» **Short exercise**
Please count the lines of the records below that contain the string "HOME", and give only that number.

» **Input for this task**
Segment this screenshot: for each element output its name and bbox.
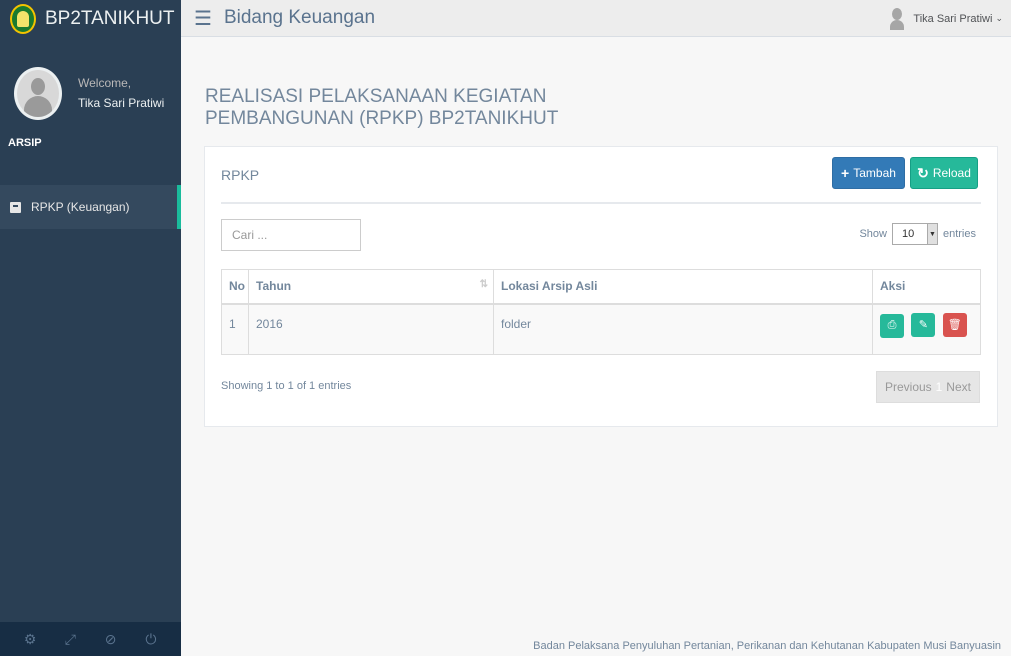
table-row: 1 2016 folder ⎙ ✎ 🗑 xyxy=(221,303,981,355)
page-title-line-2: PEMBANGUNAN (RPKP) BP2TANIKHUT xyxy=(205,108,559,129)
brand-title[interactable]: BP2TANIKHUT xyxy=(45,8,175,30)
brand-logo xyxy=(10,3,36,34)
panel-title: RPKP xyxy=(221,167,260,183)
profile-name: Tika Sari Pratiwi xyxy=(78,96,165,110)
print-button[interactable]: ⎙ xyxy=(880,313,904,338)
entries-label: entries xyxy=(942,228,976,240)
gear-icon[interactable]: ⚙ xyxy=(20,631,40,648)
brand[interactable]: BP2TANIKHUT xyxy=(0,0,181,37)
dropdown-arrow-icon: ▼ xyxy=(926,224,937,244)
column-header-aksi: Aksi xyxy=(872,269,981,305)
entries-value: 10 xyxy=(901,228,915,240)
add-button-label: Tambah xyxy=(853,166,896,180)
sidebar: BP2TANIKHUT Welcome, Tika Sari Pratiwi A… xyxy=(0,0,181,656)
page-1-button[interactable]: 1 xyxy=(936,380,943,394)
entries-select[interactable]: 10 ▼ xyxy=(891,223,938,245)
archive-icon xyxy=(10,201,21,213)
user-menu[interactable]: Tika Sari Pratiwi ⌄ xyxy=(890,0,1003,37)
show-label: Show xyxy=(859,228,887,240)
chevron-down-icon[interactable]: ⌄ xyxy=(995,13,1003,24)
add-button[interactable]: + Tambah xyxy=(832,157,905,189)
pagination: Previous 1 Next xyxy=(876,371,980,403)
profile: Welcome, Tika Sari Pratiwi xyxy=(0,37,181,137)
top-navbar: ☰ Bidang Keuangan Tika Sari Pratiwi ⌄ xyxy=(181,0,1011,37)
topbar-title: Bidang Keuangan xyxy=(223,7,376,28)
next-button[interactable]: Next xyxy=(946,380,971,394)
table-info: Showing 1 to 1 of 1 entries xyxy=(221,380,352,392)
panel-divider xyxy=(221,202,981,204)
cell-no: 1 xyxy=(221,303,249,355)
page-title: REALISASI PELAKSANAAN KEGIATAN PEMBANGUN… xyxy=(205,86,625,130)
column-header-lokasi[interactable]: Lokasi Arsip Asli xyxy=(493,269,873,305)
search-input[interactable]: Cari ... xyxy=(221,219,361,251)
sort-icon: ⇅ xyxy=(479,279,488,291)
power-icon[interactable]: ⏻ xyxy=(141,631,161,648)
column-header-tahun[interactable]: Tahun ⇅ xyxy=(248,269,494,305)
sidebar-item-rpkp-keuangan[interactable]: RPKP (Keuangan) xyxy=(0,185,181,229)
column-header-no[interactable]: No xyxy=(221,269,249,305)
cell-tahun: 2016 xyxy=(248,303,494,355)
sidebar-item-label: RPKP (Keuangan) xyxy=(31,200,130,214)
avatar xyxy=(14,66,62,120)
rpkp-panel: RPKP + Tambah ↻ Reload Cari ... Show 10 … xyxy=(204,146,998,427)
welcome-text: Welcome, xyxy=(78,76,132,90)
cell-lokasi: folder xyxy=(493,303,873,355)
refresh-icon: ↻ xyxy=(917,164,929,181)
rpkp-table: No Tahun ⇅ Lokasi Arsip Asli Aksi 1 2016… xyxy=(221,269,981,355)
section-title-arsip: ARSIP xyxy=(8,137,42,149)
footer-text: Badan Pelaksana Penyuluhan Pertanian, Pe… xyxy=(533,640,1001,652)
fullscreen-icon[interactable]: ⤢ xyxy=(60,631,80,648)
page-title-line-1: REALISASI PELAKSANAAN KEGIATAN xyxy=(205,86,547,107)
cell-aksi: ⎙ ✎ 🗑 xyxy=(872,303,981,355)
plus-icon: + xyxy=(841,165,850,181)
user-icon xyxy=(890,7,905,30)
reload-button-label: Reload xyxy=(932,166,971,180)
sidebar-footer: ⚙ ⤢ ⊘ ⏻ xyxy=(0,622,181,656)
edit-button[interactable]: ✎ xyxy=(911,312,936,337)
reload-button[interactable]: ↻ Reload xyxy=(910,157,978,189)
show-entries: Show 10 ▼ entries xyxy=(859,223,976,245)
menu-toggle-icon[interactable]: ☰ xyxy=(194,6,212,31)
eye-slash-icon[interactable]: ⊘ xyxy=(101,631,121,648)
column-header-tahun-label: Tahun xyxy=(256,279,292,294)
user-name[interactable]: Tika Sari Pratiwi xyxy=(913,13,992,25)
previous-button[interactable]: Previous xyxy=(885,380,932,394)
delete-button[interactable]: 🗑 xyxy=(942,312,967,337)
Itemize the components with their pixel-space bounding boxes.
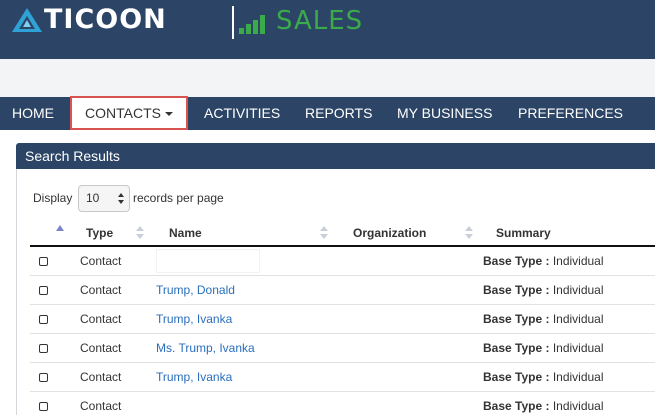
cell-type: Contact bbox=[66, 333, 150, 363]
cell-organization bbox=[334, 391, 477, 415]
ticoon-logo-icon bbox=[12, 8, 42, 32]
nav-contacts-label: CONTACTS bbox=[85, 105, 161, 121]
search-results-header: Search Results bbox=[16, 143, 655, 169]
brand-divider bbox=[232, 6, 234, 39]
sort-icon bbox=[465, 226, 473, 240]
row-checkbox[interactable] bbox=[39, 401, 48, 411]
cell-organization bbox=[334, 362, 477, 392]
cell-summary: Base Type : Individual bbox=[477, 304, 655, 334]
nav-home[interactable]: HOME bbox=[12, 97, 54, 130]
sort-ascending-icon bbox=[56, 225, 64, 231]
header-organization[interactable]: Organization bbox=[334, 221, 477, 247]
summary-key: Base Type : bbox=[483, 340, 550, 355]
cell-organization bbox=[334, 246, 477, 276]
header-name[interactable]: Name bbox=[150, 221, 334, 247]
cell-type: Contact bbox=[66, 362, 150, 392]
summary-key: Base Type : bbox=[483, 311, 550, 326]
summary-value: Individual bbox=[552, 369, 604, 384]
row-checkbox[interactable] bbox=[39, 314, 48, 324]
table-header-row: Type Name Organization Summary bbox=[30, 221, 655, 247]
summary-value: Individual bbox=[552, 398, 604, 413]
cell-type: Contact bbox=[66, 304, 150, 334]
summary-key: Base Type : bbox=[483, 253, 550, 268]
records-per-page-label: records per page bbox=[133, 191, 224, 205]
cell-type: Contact bbox=[66, 246, 150, 276]
table-row[interactable]: Contact Base Type : Individual bbox=[30, 246, 655, 276]
summary-value: Individual bbox=[552, 282, 604, 297]
row-checkbox[interactable] bbox=[39, 343, 48, 353]
cell-organization bbox=[334, 333, 477, 363]
summary-key: Base Type : bbox=[483, 398, 550, 413]
summary-key: Base Type : bbox=[483, 369, 550, 384]
row-checkbox[interactable] bbox=[39, 372, 48, 382]
cell-summary: Base Type : Individual bbox=[477, 333, 655, 363]
display-label: Display bbox=[33, 191, 73, 205]
contact-name-link[interactable]: Trump, Ivanka bbox=[156, 370, 232, 384]
contact-name-link[interactable]: Trump, Ivanka bbox=[156, 312, 232, 326]
sub-header-strip bbox=[0, 59, 655, 97]
header-summary[interactable]: Summary bbox=[477, 221, 655, 247]
cell-organization bbox=[334, 275, 477, 305]
nav-contacts-dropdown[interactable]: CONTACTS bbox=[72, 98, 186, 128]
sort-icon bbox=[136, 226, 144, 240]
redacted-name-field bbox=[156, 248, 260, 273]
cell-summary: Base Type : Individual bbox=[477, 362, 655, 392]
nav-contacts-highlight: CONTACTS bbox=[70, 96, 188, 130]
summary-value: Individual bbox=[552, 253, 604, 268]
header-organization-label: Organization bbox=[353, 226, 427, 240]
row-checkbox[interactable] bbox=[39, 257, 48, 267]
table-row[interactable]: Contact Base Type : Individual bbox=[30, 391, 655, 415]
cell-type: Contact bbox=[66, 275, 150, 305]
panel-title: Search Results bbox=[25, 148, 120, 164]
cell-name bbox=[150, 391, 334, 415]
cell-summary: Base Type : Individual bbox=[477, 275, 655, 305]
nav-my-business[interactable]: MY BUSINESS bbox=[397, 97, 492, 130]
nav-preferences[interactable]: PREFERENCES bbox=[518, 97, 623, 130]
cell-summary: Base Type : Individual bbox=[477, 391, 655, 415]
table-row[interactable]: Contact Trump, Donald Base Type : Indivi… bbox=[30, 275, 655, 305]
results-table: Type Name Organization Summary Contact B… bbox=[30, 221, 655, 415]
page-size-value: 10 bbox=[86, 191, 100, 205]
contact-name-link[interactable]: Ms. Trump, Ivanka bbox=[156, 341, 255, 355]
page-size-select[interactable]: 10 bbox=[78, 185, 130, 212]
brand-header: TICOON SALES bbox=[0, 0, 655, 59]
nav-reports[interactable]: REPORTS bbox=[305, 97, 372, 130]
cell-summary: Base Type : Individual bbox=[477, 246, 655, 276]
header-name-label: Name bbox=[169, 226, 202, 240]
row-checkbox[interactable] bbox=[39, 285, 48, 295]
header-type[interactable]: Type bbox=[66, 221, 150, 247]
sort-icon bbox=[320, 226, 328, 240]
table-row[interactable]: Contact Trump, Ivanka Base Type : Indivi… bbox=[30, 362, 655, 392]
summary-value: Individual bbox=[552, 311, 604, 326]
select-arrows-icon bbox=[118, 193, 124, 205]
page: TICOON SALES HOME ACTIVITIES REPORTS MY … bbox=[0, 0, 655, 415]
table-row[interactable]: Contact Ms. Trump, Ivanka Base Type : In… bbox=[30, 333, 655, 363]
header-type-label: Type bbox=[86, 226, 114, 240]
nav-activities[interactable]: ACTIVITIES bbox=[204, 97, 280, 130]
cell-type: Contact bbox=[66, 391, 150, 415]
cell-organization bbox=[334, 304, 477, 334]
brand-logo-text: TICOON bbox=[44, 4, 167, 35]
contact-name-link[interactable]: Trump, Donald bbox=[156, 283, 235, 297]
header-summary-label: Summary bbox=[496, 226, 551, 240]
summary-key: Base Type : bbox=[483, 282, 550, 297]
sales-chart-icon bbox=[239, 15, 265, 34]
brand-product-text: SALES bbox=[276, 6, 364, 36]
table-row[interactable]: Contact Trump, Ivanka Base Type : Indivi… bbox=[30, 304, 655, 334]
header-select[interactable] bbox=[30, 221, 66, 247]
caret-down-icon bbox=[164, 112, 173, 117]
summary-value: Individual bbox=[552, 340, 604, 355]
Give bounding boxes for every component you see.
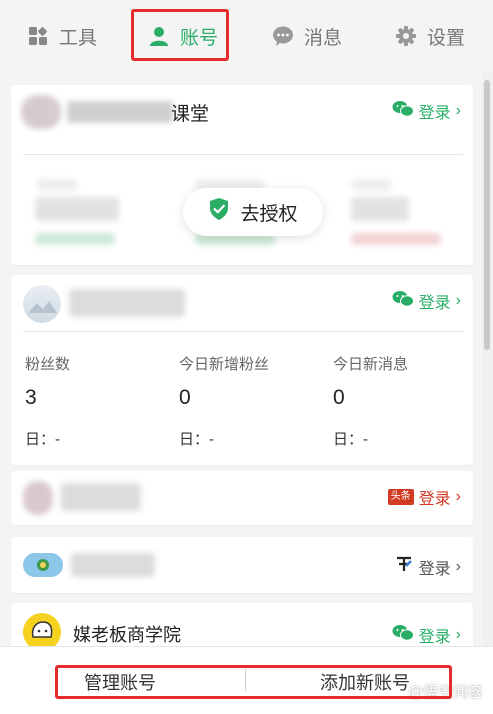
login-link[interactable]: 登录 › <box>392 99 461 123</box>
chevron-right-icon: › <box>455 292 461 309</box>
account-name-blurred <box>71 553 155 577</box>
account-card-4: 登录 › <box>11 537 473 593</box>
avatar <box>23 481 53 515</box>
login-link[interactable]: 头条 登录 › <box>387 485 461 509</box>
wechat-icon <box>392 290 414 313</box>
tab-tools[interactable]: 工具 <box>22 0 102 72</box>
shield-check-icon <box>208 197 230 227</box>
highlight-box-bottom-actions <box>55 665 452 699</box>
chevron-right-icon: › <box>455 557 461 575</box>
avatar <box>23 553 63 577</box>
account-name-blurred <box>61 483 141 511</box>
authorize-button[interactable]: 去授权 <box>183 188 323 236</box>
login-link[interactable]: 登录 › <box>392 623 461 646</box>
blurred-stat-value <box>35 197 119 221</box>
blurred-stat-change <box>35 233 115 245</box>
account-list: 课堂 登录 › 去授权 登录 › 粉丝数 3 日：- 今日新增粉丝 0 日：- … <box>0 72 482 646</box>
gear-icon <box>395 25 417 47</box>
blurred-stat-label <box>351 179 391 191</box>
blurred-stat-label <box>37 179 77 191</box>
scrollbar[interactable] <box>482 72 493 646</box>
chevron-right-icon: › <box>455 102 461 119</box>
wechat-icon <box>392 624 414 647</box>
blurred-stat-value <box>351 197 409 221</box>
account-name-suffix: 课堂 <box>171 104 210 125</box>
account-card-5: 媒老板商学院 登录 › <box>11 603 473 646</box>
grid-icon <box>27 25 49 47</box>
account-card-header: 课堂 登录 › <box>11 85 473 139</box>
account-name-blurred <box>67 101 173 123</box>
account-card-3: 头条 登录 › <box>11 471 473 525</box>
avatar <box>23 285 61 323</box>
tab-settings[interactable]: 设置 <box>390 0 470 72</box>
wechat-icon <box>392 100 414 123</box>
chat-bubble-icon <box>272 25 294 47</box>
account-card-header: 登录 › <box>11 275 473 329</box>
tab-messages[interactable]: 消息 <box>267 0 347 72</box>
scrollbar-thumb[interactable] <box>484 80 490 350</box>
login-link[interactable]: 登录 › <box>392 289 461 313</box>
divider <box>23 331 463 332</box>
baijiahao-icon <box>394 554 414 579</box>
account-card-2: 登录 › 粉丝数 3 日：- 今日新增粉丝 0 日：- 今日新消息 0 日：- <box>11 275 473 465</box>
divider <box>23 154 463 155</box>
toutiao-icon: 头条 <box>387 489 414 505</box>
bottom-action-bar: 管理账号 添加新账号 @悟空问答 <box>0 646 493 714</box>
avatar <box>21 95 61 129</box>
avatar <box>23 613 61 646</box>
account-name: 媒老板商学院 <box>73 625 181 645</box>
top-tab-bar: 工具 账号 消息 设置 <box>0 0 493 72</box>
highlight-box-account-tab <box>131 9 229 61</box>
account-card-1: 课堂 登录 › 去授权 <box>11 85 473 265</box>
account-name-blurred <box>69 289 185 317</box>
chevron-right-icon: › <box>455 626 461 643</box>
blurred-stat-change <box>351 233 441 245</box>
login-link[interactable]: 登录 › <box>394 554 461 579</box>
chevron-right-icon: › <box>455 488 461 505</box>
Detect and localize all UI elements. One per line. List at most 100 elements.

» **Full answer**
2